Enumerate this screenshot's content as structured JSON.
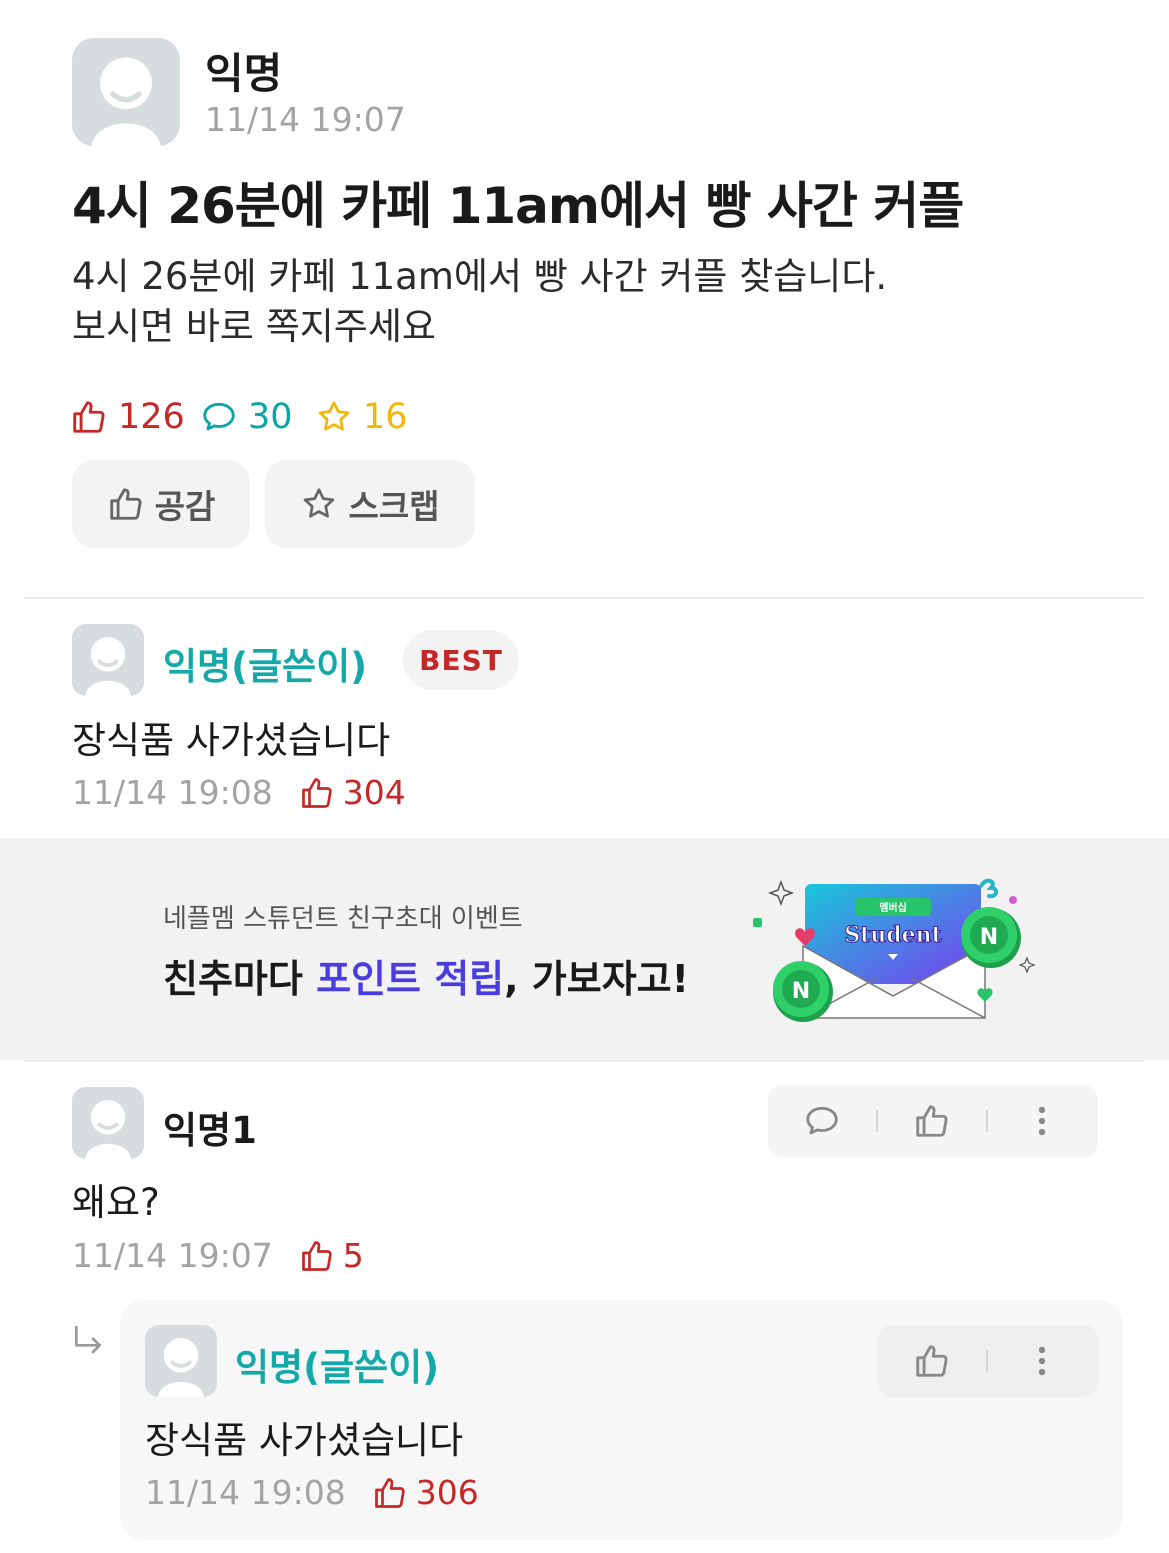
{
  "post": {
    "author": "익명",
    "time": "11/14 19:07",
    "title": "4시 26분에 카페 11am에서 빵 사간 커플",
    "body_lines": [
      "4시 26분에 카페 11am에서 빵 사간 커플 찾습니다.",
      "보시면 바로 쪽지주세요"
    ],
    "stats": {
      "likes": "126",
      "comments": "30",
      "scraps": "16"
    },
    "actions": {
      "like_label": "공감",
      "scrap_label": "스크랩"
    }
  },
  "best_comment": {
    "author": "익명(글쓴이)",
    "badge": "BEST",
    "text": "장식품 사가셨습니다",
    "time": "11/14 19:08",
    "likes": "304"
  },
  "ad": {
    "subtitle": "네플멤 스튜던트 친구초대 이벤트",
    "headline_pre": "친추마다 ",
    "headline_highlight": "포인트 적립",
    "headline_post": ", 가보자고!",
    "art_label": "Student",
    "art_badge": "멤버십"
  },
  "comments": [
    {
      "author": "익명1",
      "text": "왜요?",
      "time": "11/14 19:07",
      "likes": "5"
    }
  ],
  "reply": {
    "author": "익명(글쓴이)",
    "text": "장식품 사가셨습니다",
    "time": "11/14 19:08",
    "likes": "306"
  },
  "colors": {
    "like": "#c62828",
    "comment": "#0aa5a5",
    "scrap": "#f2b705",
    "op_name": "#14a8a8",
    "ad_highlight": "#4a3ddf"
  },
  "icons": [
    "avatar-icon",
    "thumb-up-icon",
    "speech-bubble-icon",
    "star-icon",
    "more-icon",
    "reply-arrow-icon"
  ]
}
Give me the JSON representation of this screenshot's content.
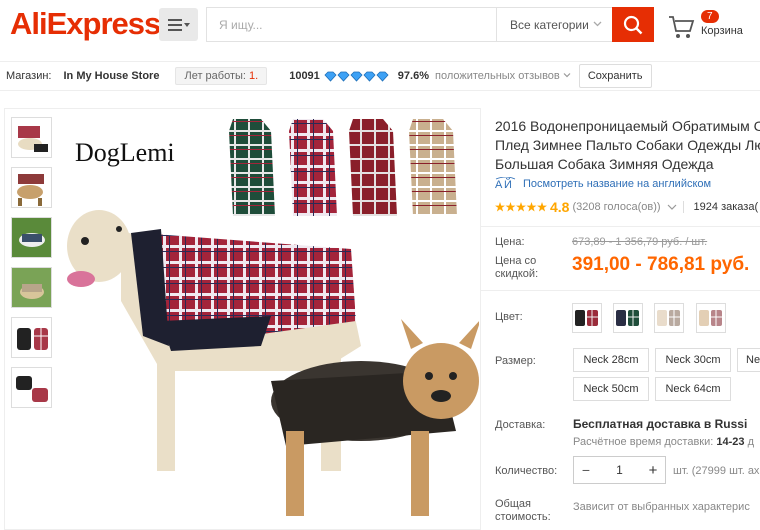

====================

Task to complete - Leave out the pictures and output every record above precisely as given.

Task answer -
Enumerate this screenshot's content as structured JSON.
{
  "post": {
    "author": "익명",
    "time": "11/14 19:07",
    "title": "4시 26분에 카페 11am에서 빵 사간 커플",
    "body_lines": [
      "4시 26분에 카페 11am에서 빵 사간 커플 찾습니다.",
      "보시면 바로 쪽지주세요"
    ],
    "stats": {
      "likes": "126",
      "comments": "30",
      "scraps": "16"
    },
    "actions": {
      "like_label": "공감",
      "scrap_label": "스크랩"
    }
  },
  "best_comment": {
    "author": "익명(글쓴이)",
    "badge": "BEST",
    "text": "장식품 사가셨습니다",
    "time": "11/14 19:08",
    "likes": "304"
  },
  "ad": {
    "subtitle": "네플멤 스튜던트 친구초대 이벤트",
    "headline_pre": "친추마다 ",
    "headline_highlight": "포인트 적립",
    "headline_post": ", 가보자고!",
    "art_label": "Student",
    "art_badge": "멤버십"
  },
  "comments": [
    {
      "author": "익명1",
      "text": "왜요?",
      "time": "11/14 19:07",
      "likes": "5"
    }
  ],
  "reply": {
    "author": "익명(글쓴이)",
    "text": "장식품 사가셨습니다",
    "time": "11/14 19:08",
    "likes": "306"
  },
  "colors": {
    "like": "#c62828",
    "comment": "#0aa5a5",
    "scrap": "#f2b705",
    "op_name": "#14a8a8",
    "ad_highlight": "#4a3ddf"
  },
  "icons": [
    "avatar-icon",
    "thumb-up-icon",
    "speech-bubble-icon",
    "star-icon",
    "more-icon",
    "reply-arrow-icon"
  ]
}
Give me the JSON representation of this screenshot's content.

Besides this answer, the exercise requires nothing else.